[Lines of data]
------------------------

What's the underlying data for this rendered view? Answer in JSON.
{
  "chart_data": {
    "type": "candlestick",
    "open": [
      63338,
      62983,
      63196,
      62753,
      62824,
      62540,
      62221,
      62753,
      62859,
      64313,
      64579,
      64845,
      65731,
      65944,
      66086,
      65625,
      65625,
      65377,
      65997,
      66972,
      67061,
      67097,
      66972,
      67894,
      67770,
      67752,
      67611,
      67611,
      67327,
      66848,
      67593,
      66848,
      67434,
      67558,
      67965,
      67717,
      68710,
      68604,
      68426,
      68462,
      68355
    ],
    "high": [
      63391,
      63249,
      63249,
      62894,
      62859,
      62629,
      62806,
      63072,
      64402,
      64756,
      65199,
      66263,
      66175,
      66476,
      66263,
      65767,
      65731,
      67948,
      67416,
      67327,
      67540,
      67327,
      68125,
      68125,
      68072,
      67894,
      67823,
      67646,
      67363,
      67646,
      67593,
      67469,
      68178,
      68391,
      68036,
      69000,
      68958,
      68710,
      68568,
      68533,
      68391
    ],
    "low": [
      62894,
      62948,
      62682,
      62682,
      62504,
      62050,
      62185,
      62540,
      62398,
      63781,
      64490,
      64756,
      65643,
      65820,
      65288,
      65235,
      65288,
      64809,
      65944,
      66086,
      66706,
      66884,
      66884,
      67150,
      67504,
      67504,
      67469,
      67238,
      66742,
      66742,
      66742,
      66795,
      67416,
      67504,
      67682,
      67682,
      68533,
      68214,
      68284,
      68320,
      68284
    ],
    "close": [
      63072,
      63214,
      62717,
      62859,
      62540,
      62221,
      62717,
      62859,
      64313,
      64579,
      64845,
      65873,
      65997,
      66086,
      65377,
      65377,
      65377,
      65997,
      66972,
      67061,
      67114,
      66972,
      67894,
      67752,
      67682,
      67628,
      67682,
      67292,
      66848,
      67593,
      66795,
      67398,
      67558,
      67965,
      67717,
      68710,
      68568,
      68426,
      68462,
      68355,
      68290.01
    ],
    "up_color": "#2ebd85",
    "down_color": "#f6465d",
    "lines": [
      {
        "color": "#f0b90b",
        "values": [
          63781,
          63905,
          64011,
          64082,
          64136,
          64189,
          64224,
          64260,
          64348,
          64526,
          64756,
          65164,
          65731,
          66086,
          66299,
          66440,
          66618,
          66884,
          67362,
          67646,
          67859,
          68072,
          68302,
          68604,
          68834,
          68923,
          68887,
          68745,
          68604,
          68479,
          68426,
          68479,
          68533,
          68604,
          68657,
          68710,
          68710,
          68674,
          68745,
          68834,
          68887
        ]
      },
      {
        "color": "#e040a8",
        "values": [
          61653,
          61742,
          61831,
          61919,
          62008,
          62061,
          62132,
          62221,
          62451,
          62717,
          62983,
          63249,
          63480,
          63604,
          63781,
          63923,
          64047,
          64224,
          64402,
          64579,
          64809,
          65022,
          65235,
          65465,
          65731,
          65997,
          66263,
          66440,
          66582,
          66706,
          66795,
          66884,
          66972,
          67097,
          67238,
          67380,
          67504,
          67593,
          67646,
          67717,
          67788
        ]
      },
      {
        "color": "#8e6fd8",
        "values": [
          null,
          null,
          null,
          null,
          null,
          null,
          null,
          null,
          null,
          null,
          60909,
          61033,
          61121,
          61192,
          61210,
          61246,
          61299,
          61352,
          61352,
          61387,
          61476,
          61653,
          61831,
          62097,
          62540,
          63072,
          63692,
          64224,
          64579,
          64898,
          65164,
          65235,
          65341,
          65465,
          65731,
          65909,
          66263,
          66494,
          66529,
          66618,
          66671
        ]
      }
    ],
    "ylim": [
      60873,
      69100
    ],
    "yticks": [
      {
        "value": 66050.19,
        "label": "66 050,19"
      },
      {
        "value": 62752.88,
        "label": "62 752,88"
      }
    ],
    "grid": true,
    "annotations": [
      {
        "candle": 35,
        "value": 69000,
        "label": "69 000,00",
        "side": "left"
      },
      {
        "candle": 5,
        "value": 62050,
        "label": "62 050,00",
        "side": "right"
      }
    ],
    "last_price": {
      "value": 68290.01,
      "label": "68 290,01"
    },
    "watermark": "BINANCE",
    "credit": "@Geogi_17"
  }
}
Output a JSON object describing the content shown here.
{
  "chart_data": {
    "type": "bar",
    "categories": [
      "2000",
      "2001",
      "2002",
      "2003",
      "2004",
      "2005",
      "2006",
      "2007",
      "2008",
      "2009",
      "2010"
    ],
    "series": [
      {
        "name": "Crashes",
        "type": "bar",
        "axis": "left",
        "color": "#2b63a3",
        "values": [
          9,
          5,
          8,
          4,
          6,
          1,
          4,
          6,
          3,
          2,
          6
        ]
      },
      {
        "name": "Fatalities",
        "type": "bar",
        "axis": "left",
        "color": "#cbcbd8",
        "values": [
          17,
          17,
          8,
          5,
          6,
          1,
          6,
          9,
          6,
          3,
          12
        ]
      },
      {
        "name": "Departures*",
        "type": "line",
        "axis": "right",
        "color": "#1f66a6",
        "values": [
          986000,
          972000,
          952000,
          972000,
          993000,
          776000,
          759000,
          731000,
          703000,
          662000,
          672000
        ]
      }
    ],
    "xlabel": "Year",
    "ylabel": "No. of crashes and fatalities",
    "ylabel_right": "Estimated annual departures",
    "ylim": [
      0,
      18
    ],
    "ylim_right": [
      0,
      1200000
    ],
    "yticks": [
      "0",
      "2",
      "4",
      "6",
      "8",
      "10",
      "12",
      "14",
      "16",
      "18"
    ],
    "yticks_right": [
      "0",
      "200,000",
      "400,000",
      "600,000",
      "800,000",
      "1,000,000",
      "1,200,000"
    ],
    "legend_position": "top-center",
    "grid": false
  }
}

------------------------

— Requirements —
Each entry above is to be printed again exactly.

— Response to the exercise —
What's the underlying data for this rendered view? Answer in JSON.
{
  "chart_data": {
    "type": "candlestick",
    "open": [
      63338,
      62983,
      63196,
      62753,
      62824,
      62540,
      62221,
      62753,
      62859,
      64313,
      64579,
      64845,
      65731,
      65944,
      66086,
      65625,
      65625,
      65377,
      65997,
      66972,
      67061,
      67097,
      66972,
      67894,
      67770,
      67752,
      67611,
      67611,
      67327,
      66848,
      67593,
      66848,
      67434,
      67558,
      67965,
      67717,
      68710,
      68604,
      68426,
      68462,
      68355
    ],
    "high": [
      63391,
      63249,
      63249,
      62894,
      62859,
      62629,
      62806,
      63072,
      64402,
      64756,
      65199,
      66263,
      66175,
      66476,
      66263,
      65767,
      65731,
      67948,
      67416,
      67327,
      67540,
      67327,
      68125,
      68125,
      68072,
      67894,
      67823,
      67646,
      67363,
      67646,
      67593,
      67469,
      68178,
      68391,
      68036,
      69000,
      68958,
      68710,
      68568,
      68533,
      68391
    ],
    "low": [
      62894,
      62948,
      62682,
      62682,
      62504,
      62050,
      62185,
      62540,
      62398,
      63781,
      64490,
      64756,
      65643,
      65820,
      65288,
      65235,
      65288,
      64809,
      65944,
      66086,
      66706,
      66884,
      66884,
      67150,
      67504,
      67504,
      67469,
      67238,
      66742,
      66742,
      66742,
      66795,
      67416,
      67504,
      67682,
      67682,
      68533,
      68214,
      68284,
      68320,
      68284
    ],
    "close": [
      63072,
      63214,
      62717,
      62859,
      62540,
      62221,
      62717,
      62859,
      64313,
      64579,
      64845,
      65873,
      65997,
      66086,
      65377,
      65377,
      65377,
      65997,
      66972,
      67061,
      67114,
      66972,
      67894,
      67752,
      67682,
      67628,
      67682,
      67292,
      66848,
      67593,
      66795,
      67398,
      67558,
      67965,
      67717,
      68710,
      68568,
      68426,
      68462,
      68355,
      68290.01
    ],
    "up_color": "#2ebd85",
    "down_color": "#f6465d",
    "lines": [
      {
        "color": "#f0b90b",
        "values": [
          63781,
          63905,
          64011,
          64082,
          64136,
          64189,
          64224,
          64260,
          64348,
          64526,
          64756,
          65164,
          65731,
          66086,
          66299,
          66440,
          66618,
          66884,
          67362,
          67646,
          67859,
          68072,
          68302,
          68604,
          68834,
          68923,
          68887,
          68745,
          68604,
          68479,
          68426,
          68479,
          68533,
          68604,
          68657,
          68710,
          68710,
          68674,
          68745,
          68834,
          68887
        ]
      },
      {
        "color": "#e040a8",
        "values": [
          61653,
          61742,
          61831,
          61919,
          62008,
          62061,
          62132,
          62221,
          62451,
          62717,
          62983,
          63249,
          63480,
          63604,
          63781,
          63923,
          64047,
          64224,
          64402,
          64579,
          64809,
          65022,
          65235,
          65465,
          65731,
          65997,
          66263,
          66440,
          66582,
          66706,
          66795,
          66884,
          66972,
          67097,
          67238,
          67380,
          67504,
          67593,
          67646,
          67717,
          67788
        ]
      },
      {
        "color": "#8e6fd8",
        "values": [
          null,
          null,
          null,
          null,
          null,
          null,
          null,
          null,
          null,
          null,
          60909,
          61033,
          61121,
          61192,
          61210,
          61246,
          61299,
          61352,
          61352,
          61387,
          61476,
          61653,
          61831,
          62097,
          62540,
          63072,
          63692,
          64224,
          64579,
          64898,
          65164,
          65235,
          65341,
          65465,
          65731,
          65909,
          66263,
          66494,
          66529,
          66618,
          66671
        ]
      }
    ],
    "ylim": [
      60873,
      69100
    ],
    "yticks": [
      {
        "value": 66050.19,
        "label": "66 050,19"
      },
      {
        "value": 62752.88,
        "label": "62 752,88"
      }
    ],
    "grid": true,
    "annotations": [
      {
        "candle": 35,
        "value": 69000,
        "label": "69 000,00",
        "side": "left"
      },
      {
        "candle": 5,
        "value": 62050,
        "label": "62 050,00",
        "side": "right"
      }
    ],
    "last_price": {
      "value": 68290.01,
      "label": "68 290,01"
    },
    "watermark": "BINANCE",
    "credit": "@Geogi_17"
  }
}
Output a JSON object describing the content shown here.
{
  "chart_data": {
    "type": "bar",
    "categories": [
      "2000",
      "2001",
      "2002",
      "2003",
      "2004",
      "2005",
      "2006",
      "2007",
      "2008",
      "2009",
      "2010"
    ],
    "series": [
      {
        "name": "Crashes",
        "type": "bar",
        "axis": "left",
        "color": "#2b63a3",
        "values": [
          9,
          5,
          8,
          4,
          6,
          1,
          4,
          6,
          3,
          2,
          6
        ]
      },
      {
        "name": "Fatalities",
        "type": "bar",
        "axis": "left",
        "color": "#cbcbd8",
        "values": [
          17,
          17,
          8,
          5,
          6,
          1,
          6,
          9,
          6,
          3,
          12
        ]
      },
      {
        "name": "Departures*",
        "type": "line",
        "axis": "right",
        "color": "#1f66a6",
        "values": [
          986000,
          972000,
          952000,
          972000,
          993000,
          776000,
          759000,
          731000,
          703000,
          662000,
          672000
        ]
      }
    ],
    "xlabel": "Year",
    "ylabel": "No. of crashes and fatalities",
    "ylabel_right": "Estimated annual departures",
    "ylim": [
      0,
      18
    ],
    "ylim_right": [
      0,
      1200000
    ],
    "yticks": [
      "0",
      "2",
      "4",
      "6",
      "8",
      "10",
      "12",
      "14",
      "16",
      "18"
    ],
    "yticks_right": [
      "0",
      "200,000",
      "400,000",
      "600,000",
      "800,000",
      "1,000,000",
      "1,200,000"
    ],
    "legend_position": "top-center",
    "grid": false
  }
}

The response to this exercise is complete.